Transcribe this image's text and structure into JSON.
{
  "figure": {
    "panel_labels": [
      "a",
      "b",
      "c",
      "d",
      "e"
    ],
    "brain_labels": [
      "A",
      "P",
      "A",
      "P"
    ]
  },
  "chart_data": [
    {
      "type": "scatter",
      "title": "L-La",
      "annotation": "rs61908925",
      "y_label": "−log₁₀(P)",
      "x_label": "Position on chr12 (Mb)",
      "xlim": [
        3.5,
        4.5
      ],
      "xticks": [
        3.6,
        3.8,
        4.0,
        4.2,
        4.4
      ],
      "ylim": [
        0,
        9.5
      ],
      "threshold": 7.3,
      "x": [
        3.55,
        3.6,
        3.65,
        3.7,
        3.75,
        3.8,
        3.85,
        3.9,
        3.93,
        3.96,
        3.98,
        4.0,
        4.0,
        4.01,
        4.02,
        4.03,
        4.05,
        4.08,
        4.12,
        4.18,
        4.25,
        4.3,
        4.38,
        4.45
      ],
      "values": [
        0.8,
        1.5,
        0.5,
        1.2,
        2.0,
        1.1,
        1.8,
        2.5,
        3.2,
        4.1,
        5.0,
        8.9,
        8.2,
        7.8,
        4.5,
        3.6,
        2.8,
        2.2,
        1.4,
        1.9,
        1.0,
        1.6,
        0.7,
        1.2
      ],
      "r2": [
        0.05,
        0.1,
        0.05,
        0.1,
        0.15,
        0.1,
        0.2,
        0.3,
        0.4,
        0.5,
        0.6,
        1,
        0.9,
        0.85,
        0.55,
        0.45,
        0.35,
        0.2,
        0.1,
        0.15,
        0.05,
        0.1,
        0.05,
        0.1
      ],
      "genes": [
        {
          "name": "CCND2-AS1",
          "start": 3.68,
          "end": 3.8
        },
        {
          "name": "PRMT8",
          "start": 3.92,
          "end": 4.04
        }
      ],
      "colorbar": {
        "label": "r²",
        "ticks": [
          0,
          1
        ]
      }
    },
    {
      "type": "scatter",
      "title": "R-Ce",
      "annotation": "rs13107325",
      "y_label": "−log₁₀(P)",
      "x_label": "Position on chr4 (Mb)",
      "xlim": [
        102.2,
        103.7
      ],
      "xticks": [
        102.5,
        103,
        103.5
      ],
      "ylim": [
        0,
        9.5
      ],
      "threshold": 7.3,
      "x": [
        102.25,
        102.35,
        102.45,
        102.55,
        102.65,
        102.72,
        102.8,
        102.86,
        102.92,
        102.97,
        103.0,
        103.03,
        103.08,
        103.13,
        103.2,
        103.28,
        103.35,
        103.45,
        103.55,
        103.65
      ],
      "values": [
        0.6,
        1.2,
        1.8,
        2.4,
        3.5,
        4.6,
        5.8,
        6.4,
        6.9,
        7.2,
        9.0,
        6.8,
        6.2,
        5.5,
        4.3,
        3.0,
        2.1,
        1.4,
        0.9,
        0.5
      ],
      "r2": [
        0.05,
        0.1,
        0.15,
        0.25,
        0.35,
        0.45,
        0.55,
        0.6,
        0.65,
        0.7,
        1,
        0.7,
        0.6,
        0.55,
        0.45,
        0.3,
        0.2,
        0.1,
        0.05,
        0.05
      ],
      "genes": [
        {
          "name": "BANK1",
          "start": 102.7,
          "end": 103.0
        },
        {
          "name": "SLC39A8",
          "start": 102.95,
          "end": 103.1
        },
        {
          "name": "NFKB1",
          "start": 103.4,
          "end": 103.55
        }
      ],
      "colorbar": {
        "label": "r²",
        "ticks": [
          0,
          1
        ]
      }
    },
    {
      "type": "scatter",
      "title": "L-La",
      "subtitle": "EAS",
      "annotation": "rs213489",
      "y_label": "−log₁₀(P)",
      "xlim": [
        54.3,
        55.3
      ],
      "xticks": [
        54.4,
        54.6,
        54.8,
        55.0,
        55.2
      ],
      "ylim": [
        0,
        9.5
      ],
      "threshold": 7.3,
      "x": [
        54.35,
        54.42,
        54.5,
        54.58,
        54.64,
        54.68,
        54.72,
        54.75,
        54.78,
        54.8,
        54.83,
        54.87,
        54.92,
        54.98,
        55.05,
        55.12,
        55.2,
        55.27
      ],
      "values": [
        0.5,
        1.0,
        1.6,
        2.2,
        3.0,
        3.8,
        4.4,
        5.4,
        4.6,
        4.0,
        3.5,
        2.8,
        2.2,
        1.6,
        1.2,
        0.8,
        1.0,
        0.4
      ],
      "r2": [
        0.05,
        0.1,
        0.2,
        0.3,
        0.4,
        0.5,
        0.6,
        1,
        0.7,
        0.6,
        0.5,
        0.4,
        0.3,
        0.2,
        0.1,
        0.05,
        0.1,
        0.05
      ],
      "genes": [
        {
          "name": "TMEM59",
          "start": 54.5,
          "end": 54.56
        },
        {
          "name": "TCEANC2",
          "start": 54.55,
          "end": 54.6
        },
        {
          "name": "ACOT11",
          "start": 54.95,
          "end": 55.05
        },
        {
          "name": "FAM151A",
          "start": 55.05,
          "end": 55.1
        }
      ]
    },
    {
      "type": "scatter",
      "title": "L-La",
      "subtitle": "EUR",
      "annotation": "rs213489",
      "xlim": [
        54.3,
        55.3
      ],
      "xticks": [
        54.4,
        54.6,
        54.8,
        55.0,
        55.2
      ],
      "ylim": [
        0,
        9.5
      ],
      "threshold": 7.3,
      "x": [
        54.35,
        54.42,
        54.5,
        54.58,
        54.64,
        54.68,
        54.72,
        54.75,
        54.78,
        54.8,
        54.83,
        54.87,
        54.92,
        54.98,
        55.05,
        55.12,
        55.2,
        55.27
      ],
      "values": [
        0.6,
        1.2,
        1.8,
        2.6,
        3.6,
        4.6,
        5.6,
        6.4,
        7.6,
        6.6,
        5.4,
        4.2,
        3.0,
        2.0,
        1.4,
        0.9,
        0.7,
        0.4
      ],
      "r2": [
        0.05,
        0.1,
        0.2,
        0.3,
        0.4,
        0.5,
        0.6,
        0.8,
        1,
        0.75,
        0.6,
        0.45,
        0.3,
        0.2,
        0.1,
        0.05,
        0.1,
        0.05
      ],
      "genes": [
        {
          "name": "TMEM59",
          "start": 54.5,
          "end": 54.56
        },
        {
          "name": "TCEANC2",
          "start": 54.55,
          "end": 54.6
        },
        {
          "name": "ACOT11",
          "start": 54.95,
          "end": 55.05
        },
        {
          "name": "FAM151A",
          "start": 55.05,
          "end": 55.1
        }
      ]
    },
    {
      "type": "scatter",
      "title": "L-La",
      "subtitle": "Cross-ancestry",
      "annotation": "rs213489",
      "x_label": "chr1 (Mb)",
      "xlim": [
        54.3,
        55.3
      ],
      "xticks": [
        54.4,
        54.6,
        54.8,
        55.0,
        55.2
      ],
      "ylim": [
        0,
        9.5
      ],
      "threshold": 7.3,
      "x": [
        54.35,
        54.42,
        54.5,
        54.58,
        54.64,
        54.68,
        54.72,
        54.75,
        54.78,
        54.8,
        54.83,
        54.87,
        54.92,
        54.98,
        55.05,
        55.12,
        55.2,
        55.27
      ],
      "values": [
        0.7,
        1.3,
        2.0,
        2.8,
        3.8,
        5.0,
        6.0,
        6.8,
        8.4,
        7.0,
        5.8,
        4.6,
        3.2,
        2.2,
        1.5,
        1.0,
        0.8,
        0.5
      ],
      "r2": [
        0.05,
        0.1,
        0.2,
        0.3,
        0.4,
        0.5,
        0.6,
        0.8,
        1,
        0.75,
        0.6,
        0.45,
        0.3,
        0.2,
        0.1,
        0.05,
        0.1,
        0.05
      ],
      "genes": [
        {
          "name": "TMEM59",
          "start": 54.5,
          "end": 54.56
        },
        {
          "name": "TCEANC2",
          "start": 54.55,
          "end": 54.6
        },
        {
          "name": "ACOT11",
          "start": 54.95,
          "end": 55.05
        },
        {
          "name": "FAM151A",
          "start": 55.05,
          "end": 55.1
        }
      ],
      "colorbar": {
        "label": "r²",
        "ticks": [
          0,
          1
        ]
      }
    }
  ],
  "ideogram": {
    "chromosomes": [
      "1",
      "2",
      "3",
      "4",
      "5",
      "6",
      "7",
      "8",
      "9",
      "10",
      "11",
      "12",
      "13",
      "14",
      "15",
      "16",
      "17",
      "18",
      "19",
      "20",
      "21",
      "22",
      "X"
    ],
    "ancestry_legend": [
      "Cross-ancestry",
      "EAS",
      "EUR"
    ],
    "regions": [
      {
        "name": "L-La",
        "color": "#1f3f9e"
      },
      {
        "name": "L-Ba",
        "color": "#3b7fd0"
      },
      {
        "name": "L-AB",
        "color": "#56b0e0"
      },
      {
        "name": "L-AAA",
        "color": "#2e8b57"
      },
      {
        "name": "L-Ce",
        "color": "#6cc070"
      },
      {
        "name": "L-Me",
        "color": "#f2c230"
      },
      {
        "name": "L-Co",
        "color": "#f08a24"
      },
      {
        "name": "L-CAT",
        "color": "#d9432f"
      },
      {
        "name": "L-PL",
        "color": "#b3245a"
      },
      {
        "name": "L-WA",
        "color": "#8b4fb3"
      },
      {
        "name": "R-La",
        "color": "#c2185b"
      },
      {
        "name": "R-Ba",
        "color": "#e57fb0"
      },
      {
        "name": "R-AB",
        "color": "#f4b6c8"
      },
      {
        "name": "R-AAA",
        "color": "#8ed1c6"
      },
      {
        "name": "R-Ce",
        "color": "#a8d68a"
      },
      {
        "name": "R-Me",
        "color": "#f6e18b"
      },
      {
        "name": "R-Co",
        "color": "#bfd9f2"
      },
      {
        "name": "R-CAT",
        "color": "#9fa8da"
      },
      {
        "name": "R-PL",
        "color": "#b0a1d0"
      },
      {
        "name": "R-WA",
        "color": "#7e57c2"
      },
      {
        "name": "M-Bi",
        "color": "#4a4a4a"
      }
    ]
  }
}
===
- [WHAT TO PRODUCE]
Go through the records above and copy every line holding the word "Position".

- [RESPONSE BOX]
      "x_label": "Position on chr12 (Mb)",
      "x_label": "Position on chr4 (Mb)",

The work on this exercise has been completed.